---------- The input ----------

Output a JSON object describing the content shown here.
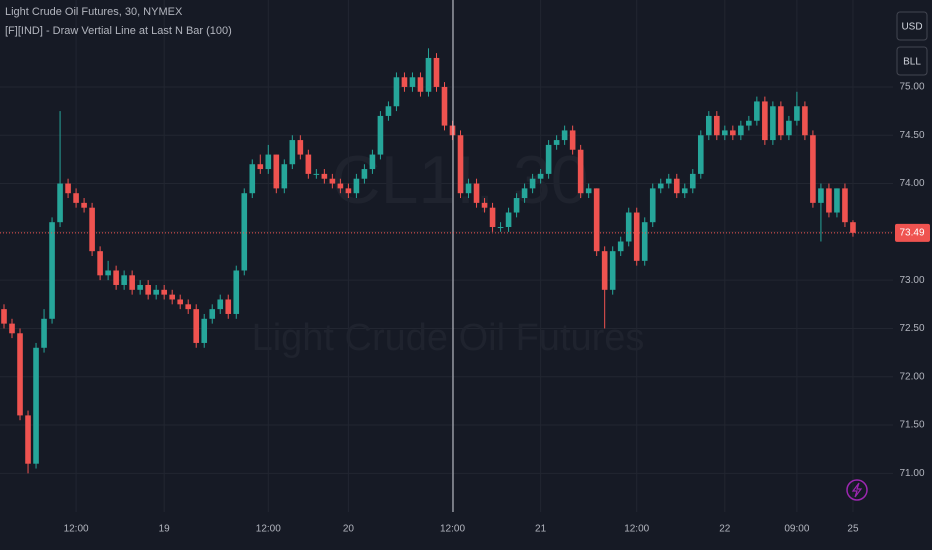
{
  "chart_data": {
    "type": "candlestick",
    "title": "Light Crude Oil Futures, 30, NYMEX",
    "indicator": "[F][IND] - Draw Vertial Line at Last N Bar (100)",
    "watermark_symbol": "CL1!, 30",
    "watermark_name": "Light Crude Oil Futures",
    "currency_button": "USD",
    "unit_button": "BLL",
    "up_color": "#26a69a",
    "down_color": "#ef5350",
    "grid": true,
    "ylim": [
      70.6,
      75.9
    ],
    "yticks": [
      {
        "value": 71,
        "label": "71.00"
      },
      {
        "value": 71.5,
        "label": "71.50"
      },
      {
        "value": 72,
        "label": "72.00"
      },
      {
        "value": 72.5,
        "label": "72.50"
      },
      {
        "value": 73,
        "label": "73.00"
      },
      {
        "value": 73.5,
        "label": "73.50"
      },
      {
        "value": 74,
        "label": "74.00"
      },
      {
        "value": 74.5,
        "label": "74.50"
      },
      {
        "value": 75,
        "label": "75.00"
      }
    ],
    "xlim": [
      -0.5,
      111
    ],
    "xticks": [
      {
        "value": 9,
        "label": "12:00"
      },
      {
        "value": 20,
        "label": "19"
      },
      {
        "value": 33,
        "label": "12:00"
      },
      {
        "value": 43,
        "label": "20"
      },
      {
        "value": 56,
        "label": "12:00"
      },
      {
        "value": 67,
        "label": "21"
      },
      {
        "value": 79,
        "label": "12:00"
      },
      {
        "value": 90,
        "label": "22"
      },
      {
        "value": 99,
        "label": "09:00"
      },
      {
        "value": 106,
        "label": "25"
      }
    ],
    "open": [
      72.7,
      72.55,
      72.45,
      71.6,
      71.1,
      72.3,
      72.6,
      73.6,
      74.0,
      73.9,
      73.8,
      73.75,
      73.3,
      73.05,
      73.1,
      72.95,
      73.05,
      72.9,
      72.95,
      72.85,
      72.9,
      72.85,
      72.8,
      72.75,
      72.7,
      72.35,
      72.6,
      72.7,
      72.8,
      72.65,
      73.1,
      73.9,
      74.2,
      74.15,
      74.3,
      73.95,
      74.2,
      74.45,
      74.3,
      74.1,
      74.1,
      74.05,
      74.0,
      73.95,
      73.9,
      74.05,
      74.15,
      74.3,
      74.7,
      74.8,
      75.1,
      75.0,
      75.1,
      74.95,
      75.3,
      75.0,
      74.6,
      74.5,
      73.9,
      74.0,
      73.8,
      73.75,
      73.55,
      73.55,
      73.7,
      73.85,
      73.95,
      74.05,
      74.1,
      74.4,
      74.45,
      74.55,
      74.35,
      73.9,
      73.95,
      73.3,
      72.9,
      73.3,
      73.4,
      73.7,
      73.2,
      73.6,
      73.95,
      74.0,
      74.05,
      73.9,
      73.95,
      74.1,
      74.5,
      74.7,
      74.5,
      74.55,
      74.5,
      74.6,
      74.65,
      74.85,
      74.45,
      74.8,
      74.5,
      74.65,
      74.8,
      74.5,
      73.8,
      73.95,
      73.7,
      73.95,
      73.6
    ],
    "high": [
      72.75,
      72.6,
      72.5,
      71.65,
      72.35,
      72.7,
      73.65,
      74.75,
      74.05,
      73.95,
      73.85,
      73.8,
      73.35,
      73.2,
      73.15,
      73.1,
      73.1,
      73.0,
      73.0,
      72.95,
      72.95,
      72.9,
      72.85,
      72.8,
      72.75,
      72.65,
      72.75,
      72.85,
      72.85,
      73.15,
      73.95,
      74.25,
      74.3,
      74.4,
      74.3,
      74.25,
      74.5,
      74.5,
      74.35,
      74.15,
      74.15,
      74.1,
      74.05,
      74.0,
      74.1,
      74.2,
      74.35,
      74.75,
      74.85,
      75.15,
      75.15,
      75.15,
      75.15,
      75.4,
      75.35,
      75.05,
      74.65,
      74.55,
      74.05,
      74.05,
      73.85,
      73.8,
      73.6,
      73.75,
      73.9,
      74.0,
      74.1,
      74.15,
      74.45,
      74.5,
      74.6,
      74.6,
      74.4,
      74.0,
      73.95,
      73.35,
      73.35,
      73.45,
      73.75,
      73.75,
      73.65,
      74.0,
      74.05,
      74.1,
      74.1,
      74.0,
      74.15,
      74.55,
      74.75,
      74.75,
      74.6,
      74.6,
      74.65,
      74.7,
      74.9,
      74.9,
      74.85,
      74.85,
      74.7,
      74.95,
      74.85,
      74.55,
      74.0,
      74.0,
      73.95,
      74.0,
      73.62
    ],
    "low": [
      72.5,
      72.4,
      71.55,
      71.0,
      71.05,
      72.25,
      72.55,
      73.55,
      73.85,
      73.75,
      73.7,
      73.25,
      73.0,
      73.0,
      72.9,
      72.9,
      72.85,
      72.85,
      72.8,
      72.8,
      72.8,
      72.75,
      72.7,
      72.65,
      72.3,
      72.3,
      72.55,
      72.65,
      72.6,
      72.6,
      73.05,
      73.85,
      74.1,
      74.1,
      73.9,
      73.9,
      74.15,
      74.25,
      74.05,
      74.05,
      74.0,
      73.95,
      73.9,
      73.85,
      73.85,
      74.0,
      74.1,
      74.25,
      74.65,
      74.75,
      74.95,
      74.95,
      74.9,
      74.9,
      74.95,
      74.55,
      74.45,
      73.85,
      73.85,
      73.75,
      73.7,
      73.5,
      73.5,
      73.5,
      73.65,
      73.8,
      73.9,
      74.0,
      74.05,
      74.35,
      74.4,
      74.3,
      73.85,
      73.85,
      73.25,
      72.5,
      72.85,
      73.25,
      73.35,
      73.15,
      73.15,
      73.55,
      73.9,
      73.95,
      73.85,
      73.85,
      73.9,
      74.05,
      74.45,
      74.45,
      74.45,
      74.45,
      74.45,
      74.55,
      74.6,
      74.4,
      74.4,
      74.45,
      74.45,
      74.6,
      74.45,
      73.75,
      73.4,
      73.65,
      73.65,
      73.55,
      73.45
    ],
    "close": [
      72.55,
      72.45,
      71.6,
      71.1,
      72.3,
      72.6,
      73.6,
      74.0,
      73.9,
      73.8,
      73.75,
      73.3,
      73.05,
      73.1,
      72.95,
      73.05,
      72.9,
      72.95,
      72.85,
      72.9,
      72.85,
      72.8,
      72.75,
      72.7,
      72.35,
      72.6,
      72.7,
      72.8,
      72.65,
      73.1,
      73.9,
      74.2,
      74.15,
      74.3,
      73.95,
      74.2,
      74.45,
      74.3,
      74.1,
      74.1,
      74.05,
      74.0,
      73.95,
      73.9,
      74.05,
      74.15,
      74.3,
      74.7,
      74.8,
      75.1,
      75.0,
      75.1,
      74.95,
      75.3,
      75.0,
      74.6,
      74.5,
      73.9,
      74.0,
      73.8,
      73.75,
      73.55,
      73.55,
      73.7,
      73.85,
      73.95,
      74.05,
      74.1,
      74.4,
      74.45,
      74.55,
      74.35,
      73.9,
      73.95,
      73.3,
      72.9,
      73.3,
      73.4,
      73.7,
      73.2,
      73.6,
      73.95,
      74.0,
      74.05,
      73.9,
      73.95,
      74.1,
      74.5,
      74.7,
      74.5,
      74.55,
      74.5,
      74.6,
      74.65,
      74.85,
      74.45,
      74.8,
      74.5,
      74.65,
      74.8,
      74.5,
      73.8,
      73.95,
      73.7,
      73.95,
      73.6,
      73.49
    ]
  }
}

----------

▶ **What is needed**
Copy out all the data without changing anything, and drop the pictures.

▶ **Written answer**
Output a JSON object describing the content shown here.
{
  "chart_data": {
    "type": "candlestick",
    "title": "Light Crude Oil Futures, 30, NYMEX",
    "indicator": "[F][IND] - Draw Vertial Line at Last N Bar (100)",
    "watermark_symbol": "CL1!, 30",
    "watermark_name": "Light Crude Oil Futures",
    "currency_button": "USD",
    "unit_button": "BLL",
    "up_color": "#26a69a",
    "down_color": "#ef5350",
    "grid": true,
    "ylim": [
      70.6,
      75.9
    ],
    "yticks": [
      {
        "value": 71,
        "label": "71.00"
      },
      {
        "value": 71.5,
        "label": "71.50"
      },
      {
        "value": 72,
        "label": "72.00"
      },
      {
        "value": 72.5,
        "label": "72.50"
      },
      {
        "value": 73,
        "label": "73.00"
      },
      {
        "value": 73.5,
        "label": "73.50"
      },
      {
        "value": 74,
        "label": "74.00"
      },
      {
        "value": 74.5,
        "label": "74.50"
      },
      {
        "value": 75,
        "label": "75.00"
      }
    ],
    "xlim": [
      -0.5,
      111
    ],
    "xticks": [
      {
        "value": 9,
        "label": "12:00"
      },
      {
        "value": 20,
        "label": "19"
      },
      {
        "value": 33,
        "label": "12:00"
      },
      {
        "value": 43,
        "label": "20"
      },
      {
        "value": 56,
        "label": "12:00"
      },
      {
        "value": 67,
        "label": "21"
      },
      {
        "value": 79,
        "label": "12:00"
      },
      {
        "value": 90,
        "label": "22"
      },
      {
        "value": 99,
        "label": "09:00"
      },
      {
        "value": 106,
        "label": "25"
      }
    ],
    "open": [
      72.7,
      72.55,
      72.45,
      71.6,
      71.1,
      72.3,
      72.6,
      73.6,
      74.0,
      73.9,
      73.8,
      73.75,
      73.3,
      73.05,
      73.1,
      72.95,
      73.05,
      72.9,
      72.95,
      72.85,
      72.9,
      72.85,
      72.8,
      72.75,
      72.7,
      72.35,
      72.6,
      72.7,
      72.8,
      72.65,
      73.1,
      73.9,
      74.2,
      74.15,
      74.3,
      73.95,
      74.2,
      74.45,
      74.3,
      74.1,
      74.1,
      74.05,
      74.0,
      73.95,
      73.9,
      74.05,
      74.15,
      74.3,
      74.7,
      74.8,
      75.1,
      75.0,
      75.1,
      74.95,
      75.3,
      75.0,
      74.6,
      74.5,
      73.9,
      74.0,
      73.8,
      73.75,
      73.55,
      73.55,
      73.7,
      73.85,
      73.95,
      74.05,
      74.1,
      74.4,
      74.45,
      74.55,
      74.35,
      73.9,
      73.95,
      73.3,
      72.9,
      73.3,
      73.4,
      73.7,
      73.2,
      73.6,
      73.95,
      74.0,
      74.05,
      73.9,
      73.95,
      74.1,
      74.5,
      74.7,
      74.5,
      74.55,
      74.5,
      74.6,
      74.65,
      74.85,
      74.45,
      74.8,
      74.5,
      74.65,
      74.8,
      74.5,
      73.8,
      73.95,
      73.7,
      73.95,
      73.6
    ],
    "high": [
      72.75,
      72.6,
      72.5,
      71.65,
      72.35,
      72.7,
      73.65,
      74.75,
      74.05,
      73.95,
      73.85,
      73.8,
      73.35,
      73.2,
      73.15,
      73.1,
      73.1,
      73.0,
      73.0,
      72.95,
      72.95,
      72.9,
      72.85,
      72.8,
      72.75,
      72.65,
      72.75,
      72.85,
      72.85,
      73.15,
      73.95,
      74.25,
      74.3,
      74.4,
      74.3,
      74.25,
      74.5,
      74.5,
      74.35,
      74.15,
      74.15,
      74.1,
      74.05,
      74.0,
      74.1,
      74.2,
      74.35,
      74.75,
      74.85,
      75.15,
      75.15,
      75.15,
      75.15,
      75.4,
      75.35,
      75.05,
      74.65,
      74.55,
      74.05,
      74.05,
      73.85,
      73.8,
      73.6,
      73.75,
      73.9,
      74.0,
      74.1,
      74.15,
      74.45,
      74.5,
      74.6,
      74.6,
      74.4,
      74.0,
      73.95,
      73.35,
      73.35,
      73.45,
      73.75,
      73.75,
      73.65,
      74.0,
      74.05,
      74.1,
      74.1,
      74.0,
      74.15,
      74.55,
      74.75,
      74.75,
      74.6,
      74.6,
      74.65,
      74.7,
      74.9,
      74.9,
      74.85,
      74.85,
      74.7,
      74.95,
      74.85,
      74.55,
      74.0,
      74.0,
      73.95,
      74.0,
      73.62
    ],
    "low": [
      72.5,
      72.4,
      71.55,
      71.0,
      71.05,
      72.25,
      72.55,
      73.55,
      73.85,
      73.75,
      73.7,
      73.25,
      73.0,
      73.0,
      72.9,
      72.9,
      72.85,
      72.85,
      72.8,
      72.8,
      72.8,
      72.75,
      72.7,
      72.65,
      72.3,
      72.3,
      72.55,
      72.65,
      72.6,
      72.6,
      73.05,
      73.85,
      74.1,
      74.1,
      73.9,
      73.9,
      74.15,
      74.25,
      74.05,
      74.05,
      74.0,
      73.95,
      73.9,
      73.85,
      73.85,
      74.0,
      74.1,
      74.25,
      74.65,
      74.75,
      74.95,
      74.95,
      74.9,
      74.9,
      74.95,
      74.55,
      74.45,
      73.85,
      73.85,
      73.75,
      73.7,
      73.5,
      73.5,
      73.5,
      73.65,
      73.8,
      73.9,
      74.0,
      74.05,
      74.35,
      74.4,
      74.3,
      73.85,
      73.85,
      73.25,
      72.5,
      72.85,
      73.25,
      73.35,
      73.15,
      73.15,
      73.55,
      73.9,
      73.95,
      73.85,
      73.85,
      73.9,
      74.05,
      74.45,
      74.45,
      74.45,
      74.45,
      74.45,
      74.55,
      74.6,
      74.4,
      74.4,
      74.45,
      74.45,
      74.6,
      74.45,
      73.75,
      73.4,
      73.65,
      73.65,
      73.55,
      73.45
    ],
    "close": [
      72.55,
      72.45,
      71.6,
      71.1,
      72.3,
      72.6,
      73.6,
      74.0,
      73.9,
      73.8,
      73.75,
      73.3,
      73.05,
      73.1,
      72.95,
      73.05,
      72.9,
      72.95,
      72.85,
      72.9,
      72.85,
      72.8,
      72.75,
      72.7,
      72.35,
      72.6,
      72.7,
      72.8,
      72.65,
      73.1,
      73.9,
      74.2,
      74.15,
      74.3,
      73.95,
      74.2,
      74.45,
      74.3,
      74.1,
      74.1,
      74.05,
      74.0,
      73.95,
      73.9,
      74.05,
      74.15,
      74.3,
      74.7,
      74.8,
      75.1,
      75.0,
      75.1,
      74.95,
      75.3,
      75.0,
      74.6,
      74.5,
      73.9,
      74.0,
      73.8,
      73.75,
      73.55,
      73.55,
      73.7,
      73.85,
      73.95,
      74.05,
      74.1,
      74.4,
      74.45,
      74.55,
      74.35,
      73.9,
      73.95,
      73.3,
      72.9,
      73.3,
      73.4,
      73.7,
      73.2,
      73.6,
      73.95,
      74.0,
      74.05,
      73.9,
      73.95,
      74.1,
      74.5,
      74.7,
      74.5,
      74.55,
      74.5,
      74.6,
      74.65,
      74.85,
      74.45,
      74.8,
      74.5,
      74.65,
      74.8,
      74.5,
      73.8,
      73.95,
      73.7,
      73.95,
      73.6,
      73.49
    ]
  }
}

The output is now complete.